Problems and tasks
- A) In the mailing list message, which mailing list was the discussion moved from?
- B) Please reproduce the mailing list message from "[Distutils] [kid-discuss] installing" to "kid mailing list).", updating "old ground" to "familiar ground".

Excerpt to read

------------------------------------------------------------

[Distutils] [kid-discuss] installing without setuptools

John J Lee jjl at pobox.com
Sat Oct 14 16:20:10 CEST 2006


Apologies for being unable to resist going over old ground by responding 
to this (moved here from the kid mailing list).

On Sat, 14 Oct 2006, Python wrote:

> On Fri, 2006-10-13 at 22:25 +0100, John J Lee wrote:
>> On Fri, 13 Oct 2006, Python wrote:
>> [...]
>>> I've also had grief with easy_install
>>>        many options did not seem to work
>>
>> Which ones?
>
> I can't say now.  It seemed to be differences within packages and my
> computer environment.  I did not keep careful notes.
[...]
> Phillip suggested
> 	-meb.
> which finally worked, but was not obvious from the docs.

I see.  ISTM that the reason you had trouble is that you had your own 
ideas about how things should work, rather than following the standard 
setuptools way of doing things (which it certainly seems weren't 
arbitrarily chosen, but followed from actual, carefully considered, 
requirements).  It's fair enough to do things your way, but one must 
always expect to need to expend a bit of effort in trade for "do it *my* 
way, not the standard way", IMNSHO.  You don't get everything for free.

------------------------------------------------------------

Information given
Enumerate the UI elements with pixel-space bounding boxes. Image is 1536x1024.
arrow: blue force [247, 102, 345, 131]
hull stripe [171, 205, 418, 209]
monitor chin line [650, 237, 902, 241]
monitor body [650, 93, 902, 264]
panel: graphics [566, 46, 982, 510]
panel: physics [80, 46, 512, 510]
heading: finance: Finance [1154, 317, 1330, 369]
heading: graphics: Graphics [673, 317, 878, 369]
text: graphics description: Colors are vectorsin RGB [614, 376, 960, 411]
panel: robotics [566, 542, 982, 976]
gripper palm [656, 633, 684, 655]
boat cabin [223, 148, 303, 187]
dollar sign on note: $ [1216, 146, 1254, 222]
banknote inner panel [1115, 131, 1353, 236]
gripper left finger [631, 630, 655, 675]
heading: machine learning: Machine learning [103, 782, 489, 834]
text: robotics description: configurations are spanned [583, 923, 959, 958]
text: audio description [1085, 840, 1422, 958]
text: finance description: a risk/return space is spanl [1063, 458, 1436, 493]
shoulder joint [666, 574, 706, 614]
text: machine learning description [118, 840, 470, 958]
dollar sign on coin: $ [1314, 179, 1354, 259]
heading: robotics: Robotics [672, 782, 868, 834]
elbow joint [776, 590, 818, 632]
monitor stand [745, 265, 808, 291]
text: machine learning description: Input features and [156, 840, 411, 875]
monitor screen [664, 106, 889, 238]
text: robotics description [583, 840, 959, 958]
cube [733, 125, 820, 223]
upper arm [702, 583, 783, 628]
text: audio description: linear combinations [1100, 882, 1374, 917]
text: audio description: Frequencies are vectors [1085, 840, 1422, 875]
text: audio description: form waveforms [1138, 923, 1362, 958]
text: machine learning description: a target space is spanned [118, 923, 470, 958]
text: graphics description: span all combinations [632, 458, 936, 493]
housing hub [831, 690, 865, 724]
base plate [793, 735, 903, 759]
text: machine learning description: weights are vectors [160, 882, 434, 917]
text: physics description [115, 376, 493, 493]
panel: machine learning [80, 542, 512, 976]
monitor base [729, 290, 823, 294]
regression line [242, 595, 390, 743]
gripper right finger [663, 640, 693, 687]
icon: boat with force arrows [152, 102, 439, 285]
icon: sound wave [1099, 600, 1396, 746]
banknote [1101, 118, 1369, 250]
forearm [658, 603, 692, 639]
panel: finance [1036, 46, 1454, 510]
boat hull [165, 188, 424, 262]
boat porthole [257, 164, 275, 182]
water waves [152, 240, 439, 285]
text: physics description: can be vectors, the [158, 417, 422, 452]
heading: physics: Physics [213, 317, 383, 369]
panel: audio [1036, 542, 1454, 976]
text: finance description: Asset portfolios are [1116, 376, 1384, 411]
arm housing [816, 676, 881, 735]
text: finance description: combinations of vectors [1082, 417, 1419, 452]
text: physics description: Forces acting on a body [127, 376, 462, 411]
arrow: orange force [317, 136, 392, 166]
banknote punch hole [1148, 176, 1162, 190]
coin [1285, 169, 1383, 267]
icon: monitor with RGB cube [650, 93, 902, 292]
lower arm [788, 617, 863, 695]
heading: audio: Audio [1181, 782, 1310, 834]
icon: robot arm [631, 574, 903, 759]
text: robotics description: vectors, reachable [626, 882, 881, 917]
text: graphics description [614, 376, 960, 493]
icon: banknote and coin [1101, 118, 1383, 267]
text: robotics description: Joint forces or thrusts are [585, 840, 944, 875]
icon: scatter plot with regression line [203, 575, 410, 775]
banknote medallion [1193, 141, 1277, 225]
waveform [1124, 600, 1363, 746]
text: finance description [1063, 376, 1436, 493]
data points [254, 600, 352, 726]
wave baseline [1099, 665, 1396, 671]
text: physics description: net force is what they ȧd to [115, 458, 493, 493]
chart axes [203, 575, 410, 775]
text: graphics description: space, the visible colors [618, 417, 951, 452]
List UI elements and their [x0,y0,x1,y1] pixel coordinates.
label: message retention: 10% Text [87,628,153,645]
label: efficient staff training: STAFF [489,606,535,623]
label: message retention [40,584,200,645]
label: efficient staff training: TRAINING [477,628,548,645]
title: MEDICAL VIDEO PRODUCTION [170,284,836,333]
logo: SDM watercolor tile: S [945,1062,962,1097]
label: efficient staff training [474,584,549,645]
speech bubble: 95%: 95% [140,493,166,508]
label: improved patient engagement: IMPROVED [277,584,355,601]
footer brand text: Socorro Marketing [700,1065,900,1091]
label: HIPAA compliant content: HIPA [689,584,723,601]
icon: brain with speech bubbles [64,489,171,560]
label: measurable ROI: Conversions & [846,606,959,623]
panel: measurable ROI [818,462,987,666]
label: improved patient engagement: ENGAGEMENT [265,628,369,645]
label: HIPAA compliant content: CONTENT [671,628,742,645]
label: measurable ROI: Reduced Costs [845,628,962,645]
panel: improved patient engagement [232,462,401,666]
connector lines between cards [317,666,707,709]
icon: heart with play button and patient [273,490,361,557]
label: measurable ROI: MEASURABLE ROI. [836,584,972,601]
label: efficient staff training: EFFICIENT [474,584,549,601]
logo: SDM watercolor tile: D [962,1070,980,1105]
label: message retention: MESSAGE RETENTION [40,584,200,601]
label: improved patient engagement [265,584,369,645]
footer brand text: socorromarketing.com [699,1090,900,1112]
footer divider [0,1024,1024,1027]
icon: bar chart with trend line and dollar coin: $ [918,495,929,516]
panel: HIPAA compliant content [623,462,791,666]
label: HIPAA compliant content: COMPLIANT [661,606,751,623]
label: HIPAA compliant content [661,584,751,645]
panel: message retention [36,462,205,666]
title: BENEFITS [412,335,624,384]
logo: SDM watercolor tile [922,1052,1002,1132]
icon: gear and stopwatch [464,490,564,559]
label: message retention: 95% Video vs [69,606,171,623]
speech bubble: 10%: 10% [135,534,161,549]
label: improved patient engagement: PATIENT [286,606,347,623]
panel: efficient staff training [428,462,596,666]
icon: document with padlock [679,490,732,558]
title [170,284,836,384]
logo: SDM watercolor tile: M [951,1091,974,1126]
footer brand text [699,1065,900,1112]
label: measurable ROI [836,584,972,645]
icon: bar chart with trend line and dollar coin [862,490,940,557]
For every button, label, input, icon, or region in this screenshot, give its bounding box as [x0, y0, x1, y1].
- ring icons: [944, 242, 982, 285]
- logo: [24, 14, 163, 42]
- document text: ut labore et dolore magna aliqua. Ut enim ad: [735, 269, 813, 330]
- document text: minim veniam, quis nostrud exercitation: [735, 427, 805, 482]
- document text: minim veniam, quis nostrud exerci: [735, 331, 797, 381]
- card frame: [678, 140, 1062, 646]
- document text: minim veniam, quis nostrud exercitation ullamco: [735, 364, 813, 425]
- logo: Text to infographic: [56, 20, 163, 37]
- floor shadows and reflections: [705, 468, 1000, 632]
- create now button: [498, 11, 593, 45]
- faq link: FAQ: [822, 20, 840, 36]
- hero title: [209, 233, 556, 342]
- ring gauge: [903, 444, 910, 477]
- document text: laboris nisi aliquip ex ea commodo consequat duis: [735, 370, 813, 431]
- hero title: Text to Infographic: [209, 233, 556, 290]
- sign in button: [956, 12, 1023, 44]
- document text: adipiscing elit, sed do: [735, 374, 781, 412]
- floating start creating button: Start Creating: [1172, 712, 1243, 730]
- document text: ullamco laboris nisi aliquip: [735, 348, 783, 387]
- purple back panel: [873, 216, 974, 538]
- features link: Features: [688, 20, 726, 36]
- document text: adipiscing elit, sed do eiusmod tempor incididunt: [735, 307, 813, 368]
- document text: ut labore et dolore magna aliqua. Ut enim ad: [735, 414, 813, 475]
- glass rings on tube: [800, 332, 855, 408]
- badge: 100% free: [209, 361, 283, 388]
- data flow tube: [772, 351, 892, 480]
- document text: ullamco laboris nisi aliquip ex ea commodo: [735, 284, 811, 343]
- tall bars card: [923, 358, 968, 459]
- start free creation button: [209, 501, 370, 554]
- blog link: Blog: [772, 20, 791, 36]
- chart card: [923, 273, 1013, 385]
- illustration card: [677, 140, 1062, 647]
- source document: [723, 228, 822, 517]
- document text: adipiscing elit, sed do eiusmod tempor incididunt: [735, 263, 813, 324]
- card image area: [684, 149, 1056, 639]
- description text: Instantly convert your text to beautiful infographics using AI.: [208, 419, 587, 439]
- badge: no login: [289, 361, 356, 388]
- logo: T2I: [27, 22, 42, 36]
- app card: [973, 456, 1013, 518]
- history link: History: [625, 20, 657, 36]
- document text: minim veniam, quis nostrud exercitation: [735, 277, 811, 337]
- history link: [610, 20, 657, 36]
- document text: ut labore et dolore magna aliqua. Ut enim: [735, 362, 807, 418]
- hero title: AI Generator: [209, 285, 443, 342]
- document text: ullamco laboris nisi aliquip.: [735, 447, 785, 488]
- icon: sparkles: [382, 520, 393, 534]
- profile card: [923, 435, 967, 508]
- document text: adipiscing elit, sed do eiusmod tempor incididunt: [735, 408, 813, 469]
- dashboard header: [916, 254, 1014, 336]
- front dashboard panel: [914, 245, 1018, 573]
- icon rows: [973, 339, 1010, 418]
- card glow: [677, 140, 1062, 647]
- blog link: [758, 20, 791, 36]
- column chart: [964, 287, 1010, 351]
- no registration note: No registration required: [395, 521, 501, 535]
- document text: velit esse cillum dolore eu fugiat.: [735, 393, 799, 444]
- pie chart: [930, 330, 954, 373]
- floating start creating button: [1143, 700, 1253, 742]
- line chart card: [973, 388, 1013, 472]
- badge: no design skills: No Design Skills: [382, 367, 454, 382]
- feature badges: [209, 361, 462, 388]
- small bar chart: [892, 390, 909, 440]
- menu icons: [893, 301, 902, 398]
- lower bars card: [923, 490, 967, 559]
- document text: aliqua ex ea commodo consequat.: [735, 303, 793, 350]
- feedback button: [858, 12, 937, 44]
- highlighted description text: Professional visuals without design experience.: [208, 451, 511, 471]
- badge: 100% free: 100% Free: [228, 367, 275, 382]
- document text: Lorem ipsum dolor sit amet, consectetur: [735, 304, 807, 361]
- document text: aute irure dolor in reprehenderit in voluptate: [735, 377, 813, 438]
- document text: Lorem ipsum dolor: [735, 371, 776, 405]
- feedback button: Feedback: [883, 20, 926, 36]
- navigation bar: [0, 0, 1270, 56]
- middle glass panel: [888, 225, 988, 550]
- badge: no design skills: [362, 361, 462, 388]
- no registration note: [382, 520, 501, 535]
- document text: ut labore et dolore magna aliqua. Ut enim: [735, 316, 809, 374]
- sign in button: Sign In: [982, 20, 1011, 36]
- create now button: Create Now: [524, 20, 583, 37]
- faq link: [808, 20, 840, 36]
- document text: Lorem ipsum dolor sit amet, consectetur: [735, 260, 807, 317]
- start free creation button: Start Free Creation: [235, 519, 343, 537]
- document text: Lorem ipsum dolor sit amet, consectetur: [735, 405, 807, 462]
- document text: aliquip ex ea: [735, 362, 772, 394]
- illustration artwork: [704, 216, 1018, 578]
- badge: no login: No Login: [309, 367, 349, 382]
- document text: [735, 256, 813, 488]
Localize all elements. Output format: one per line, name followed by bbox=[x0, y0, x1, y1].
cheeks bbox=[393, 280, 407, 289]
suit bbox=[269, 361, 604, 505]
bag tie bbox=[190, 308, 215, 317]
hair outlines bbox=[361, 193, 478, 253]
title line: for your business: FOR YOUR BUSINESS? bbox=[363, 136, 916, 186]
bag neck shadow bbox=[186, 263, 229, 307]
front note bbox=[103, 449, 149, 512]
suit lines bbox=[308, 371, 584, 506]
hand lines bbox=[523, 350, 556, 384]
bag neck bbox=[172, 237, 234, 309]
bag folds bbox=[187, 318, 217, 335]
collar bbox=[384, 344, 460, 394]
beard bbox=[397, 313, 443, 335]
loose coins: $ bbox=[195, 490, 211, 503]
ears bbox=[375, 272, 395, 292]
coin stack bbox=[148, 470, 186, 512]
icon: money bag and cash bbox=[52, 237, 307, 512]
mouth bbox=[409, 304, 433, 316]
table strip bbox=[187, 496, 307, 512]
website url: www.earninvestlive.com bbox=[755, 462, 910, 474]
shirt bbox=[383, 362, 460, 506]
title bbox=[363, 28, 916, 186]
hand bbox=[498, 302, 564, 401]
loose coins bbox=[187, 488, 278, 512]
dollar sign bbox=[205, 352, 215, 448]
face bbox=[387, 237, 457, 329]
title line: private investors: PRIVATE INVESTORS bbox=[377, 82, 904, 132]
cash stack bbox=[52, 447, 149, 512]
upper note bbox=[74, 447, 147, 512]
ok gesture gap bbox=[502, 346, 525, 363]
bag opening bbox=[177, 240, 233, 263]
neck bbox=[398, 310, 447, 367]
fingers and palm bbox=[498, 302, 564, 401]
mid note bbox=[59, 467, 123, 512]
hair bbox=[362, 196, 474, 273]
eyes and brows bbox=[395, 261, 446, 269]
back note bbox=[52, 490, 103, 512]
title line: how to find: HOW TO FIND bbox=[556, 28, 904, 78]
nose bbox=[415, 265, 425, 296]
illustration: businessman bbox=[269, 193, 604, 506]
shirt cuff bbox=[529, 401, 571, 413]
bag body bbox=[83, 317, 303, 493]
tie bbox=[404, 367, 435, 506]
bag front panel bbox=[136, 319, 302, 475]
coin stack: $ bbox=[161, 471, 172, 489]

------------------------------------------------------------

Results by task
- A) The kid mailing list.

- B)
[Distutils] [kid-discuss] installing without setuptools

John J Lee jjl at pobox.com
Sat Oct 14 16:20:10 CEST 2006


Apologies for being unable to resist going over familiar ground by responding 
to this (moved here from the kid mailing list).